PROVIDED RECORDS -
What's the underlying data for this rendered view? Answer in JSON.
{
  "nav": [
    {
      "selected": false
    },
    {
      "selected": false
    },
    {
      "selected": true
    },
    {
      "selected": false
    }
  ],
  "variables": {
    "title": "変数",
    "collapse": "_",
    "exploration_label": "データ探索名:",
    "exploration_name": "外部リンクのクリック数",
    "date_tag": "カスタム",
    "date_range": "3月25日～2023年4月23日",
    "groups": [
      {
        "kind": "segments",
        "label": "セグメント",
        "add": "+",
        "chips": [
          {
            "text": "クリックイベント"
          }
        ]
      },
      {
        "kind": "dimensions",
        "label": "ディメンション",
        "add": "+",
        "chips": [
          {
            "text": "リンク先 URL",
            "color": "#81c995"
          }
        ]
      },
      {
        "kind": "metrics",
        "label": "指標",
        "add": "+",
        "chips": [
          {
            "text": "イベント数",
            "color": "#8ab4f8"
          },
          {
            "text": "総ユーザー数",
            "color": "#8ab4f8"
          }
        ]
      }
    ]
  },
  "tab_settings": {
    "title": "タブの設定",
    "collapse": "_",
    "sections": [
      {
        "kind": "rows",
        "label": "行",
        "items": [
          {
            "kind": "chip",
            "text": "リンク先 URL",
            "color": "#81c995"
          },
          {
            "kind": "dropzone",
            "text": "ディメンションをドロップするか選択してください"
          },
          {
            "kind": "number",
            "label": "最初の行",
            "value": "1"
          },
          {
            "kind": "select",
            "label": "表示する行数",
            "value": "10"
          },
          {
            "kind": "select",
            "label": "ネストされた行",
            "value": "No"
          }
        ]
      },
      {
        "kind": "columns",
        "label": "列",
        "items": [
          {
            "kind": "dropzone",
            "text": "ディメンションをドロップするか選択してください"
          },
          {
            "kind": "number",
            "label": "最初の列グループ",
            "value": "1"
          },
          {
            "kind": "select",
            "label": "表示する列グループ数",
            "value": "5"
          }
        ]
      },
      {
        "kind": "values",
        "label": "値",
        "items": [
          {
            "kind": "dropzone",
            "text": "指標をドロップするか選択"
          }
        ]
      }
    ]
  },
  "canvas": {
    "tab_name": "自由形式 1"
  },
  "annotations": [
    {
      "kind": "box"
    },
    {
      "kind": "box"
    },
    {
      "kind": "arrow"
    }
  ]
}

WHAT IS REQUIRED -
Extract every entry in the listing word for word.

ANSWER -
What's the underlying data for this rendered view? Answer in JSON.
{
  "nav": [
    {
      "selected": false
    },
    {
      "selected": false
    },
    {
      "selected": true
    },
    {
      "selected": false
    }
  ],
  "variables": {
    "title": "変数",
    "collapse": "_",
    "exploration_label": "データ探索名:",
    "exploration_name": "外部リンクのクリック数",
    "date_tag": "カスタム",
    "date_range": "3月25日～2023年4月23日",
    "groups": [
      {
        "kind": "segments",
        "label": "セグメント",
        "add": "+",
        "chips": [
          {
            "text": "クリックイベント"
          }
        ]
      },
      {
        "kind": "dimensions",
        "label": "ディメンション",
        "add": "+",
        "chips": [
          {
            "text": "リンク先 URL",
            "color": "#81c995"
          }
        ]
      },
      {
        "kind": "metrics",
        "label": "指標",
        "add": "+",
        "chips": [
          {
            "text": "イベント数",
            "color": "#8ab4f8"
          },
          {
            "text": "総ユーザー数",
            "color": "#8ab4f8"
          }
        ]
      }
    ]
  },
  "tab_settings": {
    "title": "タブの設定",
    "collapse": "_",
    "sections": [
      {
        "kind": "rows",
        "label": "行",
        "items": [
          {
            "kind": "chip",
            "text": "リンク先 URL",
            "color": "#81c995"
          },
          {
            "kind": "dropzone",
            "text": "ディメンションをドロップするか選択してください"
          },
          {
            "kind": "number",
            "label": "最初の行",
            "value": "1"
          },
          {
            "kind": "select",
            "label": "表示する行数",
            "value": "10"
          },
          {
            "kind": "select",
            "label": "ネストされた行",
            "value": "No"
          }
        ]
      },
      {
        "kind": "columns",
        "label": "列",
        "items": [
          {
            "kind": "dropzone",
            "text": "ディメンションをドロップするか選択してください"
          },
          {
            "kind": "number",
            "label": "最初の列グループ",
            "value": "1"
          },
          {
            "kind": "select",
            "label": "表示する列グループ数",
            "value": "5"
          }
        ]
      },
      {
        "kind": "values",
        "label": "値",
        "items": [
          {
            "kind": "dropzone",
            "text": "指標をドロップするか選択"
          }
        ]
      }
    ]
  },
  "canvas": {
    "tab_name": "自由形式 1"
  },
  "annotations": [
    {
      "kind": "box"
    },
    {
      "kind": "box"
    },
    {
      "kind": "arrow"
    }
  ]
}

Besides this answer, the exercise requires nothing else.